Work instructions »
Pictures within the data are to be left out; everything else must be reproduced exactly.
################
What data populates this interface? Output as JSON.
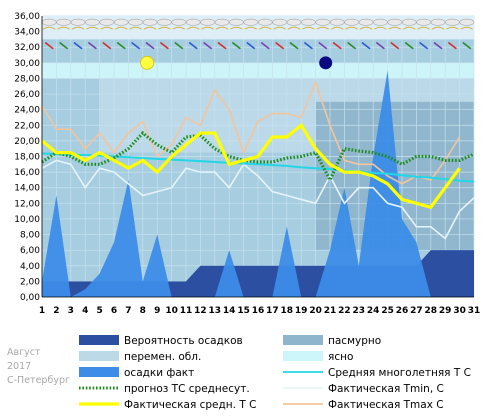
{
  "caption": {
    "month": "Август",
    "year": "2017",
    "city": "С-Петербург"
  },
  "colors": {
    "panel_bg": "#a6cde0",
    "clear": "#cdf6fa",
    "partly": "#bcd9e8",
    "overcast": "#8eb5cc",
    "precip_prob": "#2c4fa2",
    "precip_fact": "#3c8ce8",
    "forecast": "#1e8c1e",
    "norm": "#22d6e6",
    "tmin": "#e6f4fa",
    "tavg": "#ffff00",
    "tmax": "#f4c49c"
  },
  "legend": [
    {
      "key": "precip_prob",
      "label": "Вероятность осадков",
      "swatch": "box-dark"
    },
    {
      "key": "overcast",
      "label": "пасмурно",
      "swatch": "box-grey"
    },
    {
      "key": "partly",
      "label": "перемен. обл.",
      "swatch": "box-light"
    },
    {
      "key": "clear",
      "label": "ясно",
      "swatch": "box-clear"
    },
    {
      "key": "precip_fact",
      "label": "осадки факт",
      "swatch": "box-blue"
    },
    {
      "key": "norm",
      "label": "Средняя многолетняя Т С",
      "swatch": "line-cyan"
    },
    {
      "key": "forecast",
      "label": "прогноз ТС среднесут.",
      "swatch": "line-green-dotted"
    },
    {
      "key": "tmin",
      "label": "Фактическая Tmin, С",
      "swatch": "line-white"
    },
    {
      "key": "tavg",
      "label": "Фактическая средн. Т С",
      "swatch": "line-yellow"
    },
    {
      "key": "tmax",
      "label": "Фактическая Tmax С",
      "swatch": "line-peach"
    }
  ],
  "chart_data": {
    "type": "line",
    "x": [
      1,
      2,
      3,
      4,
      5,
      6,
      7,
      8,
      9,
      10,
      11,
      12,
      13,
      14,
      15,
      16,
      17,
      18,
      19,
      20,
      21,
      22,
      23,
      24,
      25,
      26,
      27,
      28,
      29,
      30,
      31
    ],
    "ylim": [
      0,
      36
    ],
    "yticks": [
      "0,00",
      "2,00",
      "4,00",
      "6,00",
      "8,00",
      "10,00",
      "12,00",
      "14,00",
      "16,00",
      "18,00",
      "20,00",
      "22,00",
      "24,00",
      "26,00",
      "28,00",
      "30,00",
      "32,00",
      "34,00",
      "36,00"
    ],
    "xticks": [
      "1",
      "2",
      "3",
      "4",
      "5",
      "6",
      "7",
      "8",
      "9",
      "10",
      "11",
      "12",
      "13",
      "14",
      "15",
      "16",
      "17",
      "18",
      "19",
      "20",
      "21",
      "22",
      "23",
      "24",
      "25",
      "26",
      "27",
      "28",
      "29",
      "30",
      "31"
    ],
    "grid": true,
    "series": [
      {
        "key": "norm",
        "name": "Средняя многолетняя Т С",
        "values": [
          18.4,
          18.3,
          18.2,
          18.2,
          18.1,
          18.0,
          17.9,
          17.8,
          17.7,
          17.6,
          17.5,
          17.4,
          17.3,
          17.2,
          17.1,
          17.0,
          16.9,
          16.8,
          16.6,
          16.5,
          16.4,
          16.2,
          16.1,
          15.9,
          15.8,
          15.6,
          15.4,
          15.3,
          15.1,
          14.9,
          14.8
        ]
      },
      {
        "key": "forecast",
        "name": "прогноз ТС среднесут.",
        "values": [
          17.3,
          18.5,
          18.0,
          17.0,
          17.0,
          17.8,
          19.0,
          21.0,
          19.5,
          18.5,
          20.5,
          20.7,
          19.0,
          18.0,
          17.5,
          17.3,
          17.3,
          17.8,
          18.0,
          18.5,
          15.0,
          19.0,
          18.7,
          18.5,
          18.0,
          17.0,
          18.0,
          18.0,
          17.5,
          17.5,
          18.3
        ]
      },
      {
        "key": "tmin",
        "name": "Фактическая Tmin, С",
        "values": [
          16.5,
          17.5,
          17.0,
          14.0,
          16.5,
          16.0,
          14.5,
          13.0,
          13.5,
          14.0,
          16.5,
          16.0,
          16.0,
          14.0,
          17.0,
          15.5,
          13.5,
          13.0,
          12.5,
          12.0,
          15.5,
          12.0,
          14.0,
          14.0,
          12.0,
          11.5,
          9.0,
          9.0,
          7.5,
          11.0,
          12.7
        ]
      },
      {
        "key": "tmax",
        "name": "Фактическая Tmax С",
        "values": [
          24.5,
          21.5,
          21.5,
          19.0,
          21.0,
          18.5,
          21.0,
          22.5,
          18.0,
          19.5,
          23.0,
          22.0,
          26.5,
          24.0,
          18.5,
          22.5,
          23.5,
          23.5,
          23.0,
          27.5,
          22.0,
          17.5,
          17.0,
          17.0,
          15.5,
          14.5,
          15.5,
          15.0,
          17.5,
          20.5,
          null
        ]
      },
      {
        "key": "tavg",
        "name": "Фактическая средн. Т С",
        "values": [
          20.0,
          18.5,
          18.5,
          17.5,
          18.5,
          17.5,
          16.5,
          17.5,
          16.0,
          18.0,
          19.5,
          21.0,
          21.0,
          17.0,
          17.5,
          18.0,
          20.5,
          20.5,
          22.0,
          19.0,
          17.0,
          16.0,
          16.0,
          15.5,
          14.5,
          12.5,
          12.0,
          11.5,
          14.0,
          16.5,
          null
        ]
      },
      {
        "key": "precip_fact",
        "name": "осадки факт",
        "values": [
          2,
          13,
          0,
          1,
          3,
          7,
          15,
          2,
          8,
          0,
          0,
          0,
          0,
          6,
          0,
          0,
          0,
          9,
          0,
          0,
          6,
          14,
          4,
          18,
          29,
          10,
          7,
          0,
          0,
          0,
          0
        ]
      },
      {
        "key": "precip_prob",
        "name": "Вероятность осадков",
        "values": [
          2,
          2,
          2,
          2,
          2,
          2,
          2,
          2,
          2,
          2,
          2,
          4,
          4,
          4,
          4,
          4,
          4,
          4,
          4,
          4,
          4,
          4,
          4,
          4,
          4,
          4,
          4,
          6,
          6,
          6,
          6
        ]
      }
    ],
    "cloud_bands": [
      {
        "kind": "clear",
        "x": [
          1,
          31
        ]
      },
      {
        "kind": "partly",
        "x": [
          5,
          31
        ]
      },
      {
        "kind": "overcast",
        "x": [
          20,
          31
        ]
      }
    ]
  }
}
################
Solution below »
What data populates this interface? Output as JSON.
{
  "caption": {
    "month": "Август",
    "year": "2017",
    "city": "С-Петербург"
  },
  "colors": {
    "panel_bg": "#a6cde0",
    "clear": "#cdf6fa",
    "partly": "#bcd9e8",
    "overcast": "#8eb5cc",
    "precip_prob": "#2c4fa2",
    "precip_fact": "#3c8ce8",
    "forecast": "#1e8c1e",
    "norm": "#22d6e6",
    "tmin": "#e6f4fa",
    "tavg": "#ffff00",
    "tmax": "#f4c49c"
  },
  "legend": [
    {
      "key": "precip_prob",
      "label": "Вероятность осадков",
      "swatch": "box-dark"
    },
    {
      "key": "overcast",
      "label": "пасмурно",
      "swatch": "box-grey"
    },
    {
      "key": "partly",
      "label": "перемен. обл.",
      "swatch": "box-light"
    },
    {
      "key": "clear",
      "label": "ясно",
      "swatch": "box-clear"
    },
    {
      "key": "precip_fact",
      "label": "осадки факт",
      "swatch": "box-blue"
    },
    {
      "key": "norm",
      "label": "Средняя многолетняя Т С",
      "swatch": "line-cyan"
    },
    {
      "key": "forecast",
      "label": "прогноз ТС среднесут.",
      "swatch": "line-green-dotted"
    },
    {
      "key": "tmin",
      "label": "Фактическая Tmin, С",
      "swatch": "line-white"
    },
    {
      "key": "tavg",
      "label": "Фактическая средн. Т С",
      "swatch": "line-yellow"
    },
    {
      "key": "tmax",
      "label": "Фактическая Tmax С",
      "swatch": "line-peach"
    }
  ],
  "chart_data": {
    "type": "line",
    "x": [
      1,
      2,
      3,
      4,
      5,
      6,
      7,
      8,
      9,
      10,
      11,
      12,
      13,
      14,
      15,
      16,
      17,
      18,
      19,
      20,
      21,
      22,
      23,
      24,
      25,
      26,
      27,
      28,
      29,
      30,
      31
    ],
    "ylim": [
      0,
      36
    ],
    "yticks": [
      "0,00",
      "2,00",
      "4,00",
      "6,00",
      "8,00",
      "10,00",
      "12,00",
      "14,00",
      "16,00",
      "18,00",
      "20,00",
      "22,00",
      "24,00",
      "26,00",
      "28,00",
      "30,00",
      "32,00",
      "34,00",
      "36,00"
    ],
    "xticks": [
      "1",
      "2",
      "3",
      "4",
      "5",
      "6",
      "7",
      "8",
      "9",
      "10",
      "11",
      "12",
      "13",
      "14",
      "15",
      "16",
      "17",
      "18",
      "19",
      "20",
      "21",
      "22",
      "23",
      "24",
      "25",
      "26",
      "27",
      "28",
      "29",
      "30",
      "31"
    ],
    "grid": true,
    "series": [
      {
        "key": "norm",
        "name": "Средняя многолетняя Т С",
        "values": [
          18.4,
          18.3,
          18.2,
          18.2,
          18.1,
          18.0,
          17.9,
          17.8,
          17.7,
          17.6,
          17.5,
          17.4,
          17.3,
          17.2,
          17.1,
          17.0,
          16.9,
          16.8,
          16.6,
          16.5,
          16.4,
          16.2,
          16.1,
          15.9,
          15.8,
          15.6,
          15.4,
          15.3,
          15.1,
          14.9,
          14.8
        ]
      },
      {
        "key": "forecast",
        "name": "прогноз ТС среднесут.",
        "values": [
          17.3,
          18.5,
          18.0,
          17.0,
          17.0,
          17.8,
          19.0,
          21.0,
          19.5,
          18.5,
          20.5,
          20.7,
          19.0,
          18.0,
          17.5,
          17.3,
          17.3,
          17.8,
          18.0,
          18.5,
          15.0,
          19.0,
          18.7,
          18.5,
          18.0,
          17.0,
          18.0,
          18.0,
          17.5,
          17.5,
          18.3
        ]
      },
      {
        "key": "tmin",
        "name": "Фактическая Tmin, С",
        "values": [
          16.5,
          17.5,
          17.0,
          14.0,
          16.5,
          16.0,
          14.5,
          13.0,
          13.5,
          14.0,
          16.5,
          16.0,
          16.0,
          14.0,
          17.0,
          15.5,
          13.5,
          13.0,
          12.5,
          12.0,
          15.5,
          12.0,
          14.0,
          14.0,
          12.0,
          11.5,
          9.0,
          9.0,
          7.5,
          11.0,
          12.7
        ]
      },
      {
        "key": "tmax",
        "name": "Фактическая Tmax С",
        "values": [
          24.5,
          21.5,
          21.5,
          19.0,
          21.0,
          18.5,
          21.0,
          22.5,
          18.0,
          19.5,
          23.0,
          22.0,
          26.5,
          24.0,
          18.5,
          22.5,
          23.5,
          23.5,
          23.0,
          27.5,
          22.0,
          17.5,
          17.0,
          17.0,
          15.5,
          14.5,
          15.5,
          15.0,
          17.5,
          20.5,
          null
        ]
      },
      {
        "key": "tavg",
        "name": "Фактическая средн. Т С",
        "values": [
          20.0,
          18.5,
          18.5,
          17.5,
          18.5,
          17.5,
          16.5,
          17.5,
          16.0,
          18.0,
          19.5,
          21.0,
          21.0,
          17.0,
          17.5,
          18.0,
          20.5,
          20.5,
          22.0,
          19.0,
          17.0,
          16.0,
          16.0,
          15.5,
          14.5,
          12.5,
          12.0,
          11.5,
          14.0,
          16.5,
          null
        ]
      },
      {
        "key": "precip_fact",
        "name": "осадки факт",
        "values": [
          2,
          13,
          0,
          1,
          3,
          7,
          15,
          2,
          8,
          0,
          0,
          0,
          0,
          6,
          0,
          0,
          0,
          9,
          0,
          0,
          6,
          14,
          4,
          18,
          29,
          10,
          7,
          0,
          0,
          0,
          0
        ]
      },
      {
        "key": "precip_prob",
        "name": "Вероятность осадков",
        "values": [
          2,
          2,
          2,
          2,
          2,
          2,
          2,
          2,
          2,
          2,
          2,
          4,
          4,
          4,
          4,
          4,
          4,
          4,
          4,
          4,
          4,
          4,
          4,
          4,
          4,
          4,
          4,
          6,
          6,
          6,
          6
        ]
      }
    ],
    "cloud_bands": [
      {
        "kind": "clear",
        "x": [
          1,
          31
        ]
      },
      {
        "kind": "partly",
        "x": [
          5,
          31
        ]
      },
      {
        "kind": "overcast",
        "x": [
          20,
          31
        ]
      }
    ]
  }
}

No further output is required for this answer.